In the entries below, find every line holding the string "Physical" and collect it.

━━━

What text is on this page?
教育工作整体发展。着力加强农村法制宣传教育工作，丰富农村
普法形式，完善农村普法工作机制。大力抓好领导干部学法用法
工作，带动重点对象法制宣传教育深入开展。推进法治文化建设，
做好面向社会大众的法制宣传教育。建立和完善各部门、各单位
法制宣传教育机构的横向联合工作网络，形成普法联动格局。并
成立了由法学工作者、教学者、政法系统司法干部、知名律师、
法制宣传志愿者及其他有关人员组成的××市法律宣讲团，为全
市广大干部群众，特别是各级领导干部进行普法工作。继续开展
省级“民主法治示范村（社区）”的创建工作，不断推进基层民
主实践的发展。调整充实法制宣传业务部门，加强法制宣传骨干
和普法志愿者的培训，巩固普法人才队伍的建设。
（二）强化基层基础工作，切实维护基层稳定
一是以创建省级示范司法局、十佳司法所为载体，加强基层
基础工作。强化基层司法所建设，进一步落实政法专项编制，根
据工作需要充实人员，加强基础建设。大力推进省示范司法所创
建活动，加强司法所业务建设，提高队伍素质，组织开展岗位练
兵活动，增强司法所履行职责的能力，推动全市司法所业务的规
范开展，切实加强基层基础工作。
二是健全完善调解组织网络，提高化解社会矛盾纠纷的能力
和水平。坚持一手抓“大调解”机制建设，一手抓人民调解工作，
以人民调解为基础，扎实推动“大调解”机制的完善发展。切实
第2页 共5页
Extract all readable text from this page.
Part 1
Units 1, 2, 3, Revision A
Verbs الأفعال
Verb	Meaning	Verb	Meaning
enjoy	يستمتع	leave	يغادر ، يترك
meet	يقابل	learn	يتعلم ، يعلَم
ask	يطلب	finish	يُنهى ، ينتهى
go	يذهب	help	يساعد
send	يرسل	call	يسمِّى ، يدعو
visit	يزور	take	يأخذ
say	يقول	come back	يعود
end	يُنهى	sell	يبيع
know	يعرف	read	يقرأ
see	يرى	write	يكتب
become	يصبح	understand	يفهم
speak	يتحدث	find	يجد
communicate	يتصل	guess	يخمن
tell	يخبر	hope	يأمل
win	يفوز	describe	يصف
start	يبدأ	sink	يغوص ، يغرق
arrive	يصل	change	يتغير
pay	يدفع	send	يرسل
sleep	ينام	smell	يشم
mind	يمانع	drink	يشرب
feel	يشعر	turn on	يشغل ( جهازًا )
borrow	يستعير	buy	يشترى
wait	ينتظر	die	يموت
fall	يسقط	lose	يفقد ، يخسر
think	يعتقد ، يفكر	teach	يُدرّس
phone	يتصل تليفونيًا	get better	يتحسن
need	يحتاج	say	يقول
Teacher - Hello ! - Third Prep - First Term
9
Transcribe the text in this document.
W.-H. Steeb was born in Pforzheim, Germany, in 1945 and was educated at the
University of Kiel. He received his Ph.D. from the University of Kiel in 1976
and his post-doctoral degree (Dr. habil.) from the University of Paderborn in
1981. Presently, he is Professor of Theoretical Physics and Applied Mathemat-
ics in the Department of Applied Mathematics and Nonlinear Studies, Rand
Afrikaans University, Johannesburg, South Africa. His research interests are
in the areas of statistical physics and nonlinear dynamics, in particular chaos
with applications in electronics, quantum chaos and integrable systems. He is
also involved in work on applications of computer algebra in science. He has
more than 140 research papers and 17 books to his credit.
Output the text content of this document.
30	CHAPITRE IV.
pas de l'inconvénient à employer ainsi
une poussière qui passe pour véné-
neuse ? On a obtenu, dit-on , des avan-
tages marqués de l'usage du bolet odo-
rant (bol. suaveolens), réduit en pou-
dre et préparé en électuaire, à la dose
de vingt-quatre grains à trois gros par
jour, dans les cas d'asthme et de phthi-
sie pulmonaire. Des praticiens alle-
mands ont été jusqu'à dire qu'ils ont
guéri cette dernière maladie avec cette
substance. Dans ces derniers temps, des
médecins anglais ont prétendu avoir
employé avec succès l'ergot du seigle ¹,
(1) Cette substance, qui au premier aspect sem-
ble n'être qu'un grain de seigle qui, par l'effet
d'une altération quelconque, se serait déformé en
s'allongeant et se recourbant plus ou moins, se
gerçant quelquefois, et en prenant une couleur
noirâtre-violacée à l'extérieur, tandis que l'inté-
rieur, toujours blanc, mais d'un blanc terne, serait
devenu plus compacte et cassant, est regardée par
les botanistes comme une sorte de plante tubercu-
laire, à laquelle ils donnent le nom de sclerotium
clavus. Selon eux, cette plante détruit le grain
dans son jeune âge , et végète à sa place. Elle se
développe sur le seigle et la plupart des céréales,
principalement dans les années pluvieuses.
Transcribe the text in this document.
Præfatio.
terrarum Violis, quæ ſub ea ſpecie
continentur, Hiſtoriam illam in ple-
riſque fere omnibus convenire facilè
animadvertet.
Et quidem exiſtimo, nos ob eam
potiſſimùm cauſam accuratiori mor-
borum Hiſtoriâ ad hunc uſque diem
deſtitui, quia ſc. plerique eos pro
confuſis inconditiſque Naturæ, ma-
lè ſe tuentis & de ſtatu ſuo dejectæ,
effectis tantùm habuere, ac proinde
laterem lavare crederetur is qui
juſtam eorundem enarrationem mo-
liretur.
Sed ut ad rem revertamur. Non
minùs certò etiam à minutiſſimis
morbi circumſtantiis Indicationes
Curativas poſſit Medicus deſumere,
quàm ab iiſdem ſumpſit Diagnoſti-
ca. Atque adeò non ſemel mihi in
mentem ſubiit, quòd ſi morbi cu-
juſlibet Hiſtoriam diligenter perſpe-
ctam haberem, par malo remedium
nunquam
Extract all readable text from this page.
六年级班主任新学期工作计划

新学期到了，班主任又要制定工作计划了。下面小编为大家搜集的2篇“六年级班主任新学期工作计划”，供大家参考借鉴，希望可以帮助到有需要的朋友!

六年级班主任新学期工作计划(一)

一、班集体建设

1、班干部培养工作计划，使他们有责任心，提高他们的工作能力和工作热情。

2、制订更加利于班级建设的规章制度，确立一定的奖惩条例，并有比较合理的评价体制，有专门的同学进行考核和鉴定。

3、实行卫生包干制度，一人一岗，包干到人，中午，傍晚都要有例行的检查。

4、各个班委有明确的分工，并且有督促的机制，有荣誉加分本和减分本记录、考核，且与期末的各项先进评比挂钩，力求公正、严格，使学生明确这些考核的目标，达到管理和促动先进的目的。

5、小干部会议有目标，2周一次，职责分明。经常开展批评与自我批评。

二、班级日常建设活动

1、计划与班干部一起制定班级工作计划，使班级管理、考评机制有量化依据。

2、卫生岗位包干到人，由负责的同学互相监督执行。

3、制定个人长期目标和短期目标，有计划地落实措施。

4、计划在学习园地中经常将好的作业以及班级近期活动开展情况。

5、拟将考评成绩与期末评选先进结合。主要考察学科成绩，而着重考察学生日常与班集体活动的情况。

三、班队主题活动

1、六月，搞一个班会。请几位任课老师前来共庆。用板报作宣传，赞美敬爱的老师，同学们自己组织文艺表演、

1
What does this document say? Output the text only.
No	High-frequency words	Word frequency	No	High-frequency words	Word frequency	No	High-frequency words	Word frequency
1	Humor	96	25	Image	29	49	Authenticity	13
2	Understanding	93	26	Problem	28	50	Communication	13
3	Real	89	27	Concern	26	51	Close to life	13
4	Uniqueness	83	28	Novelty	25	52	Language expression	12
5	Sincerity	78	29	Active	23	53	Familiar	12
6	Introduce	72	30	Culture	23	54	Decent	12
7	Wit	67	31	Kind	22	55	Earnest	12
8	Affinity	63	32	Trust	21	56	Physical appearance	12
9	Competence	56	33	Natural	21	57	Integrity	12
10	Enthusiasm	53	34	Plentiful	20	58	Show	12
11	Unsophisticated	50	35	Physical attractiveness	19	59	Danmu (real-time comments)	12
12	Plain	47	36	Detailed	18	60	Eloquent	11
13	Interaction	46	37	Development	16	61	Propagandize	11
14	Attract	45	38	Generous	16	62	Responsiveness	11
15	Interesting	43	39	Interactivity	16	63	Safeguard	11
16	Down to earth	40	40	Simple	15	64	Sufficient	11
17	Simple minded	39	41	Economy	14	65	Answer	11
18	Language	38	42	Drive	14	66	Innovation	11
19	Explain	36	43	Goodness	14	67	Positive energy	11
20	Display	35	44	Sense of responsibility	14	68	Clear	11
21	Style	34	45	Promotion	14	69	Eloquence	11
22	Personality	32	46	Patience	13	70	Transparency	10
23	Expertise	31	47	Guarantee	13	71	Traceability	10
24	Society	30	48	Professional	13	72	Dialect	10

━━━

#### [RESPONSE]
8	Affinity	63	32	Trust	21	56	Physical appearance	12
11	Unsophisticated	50	35	Physical attractiveness	19	59	Danmu (real-time comments)	12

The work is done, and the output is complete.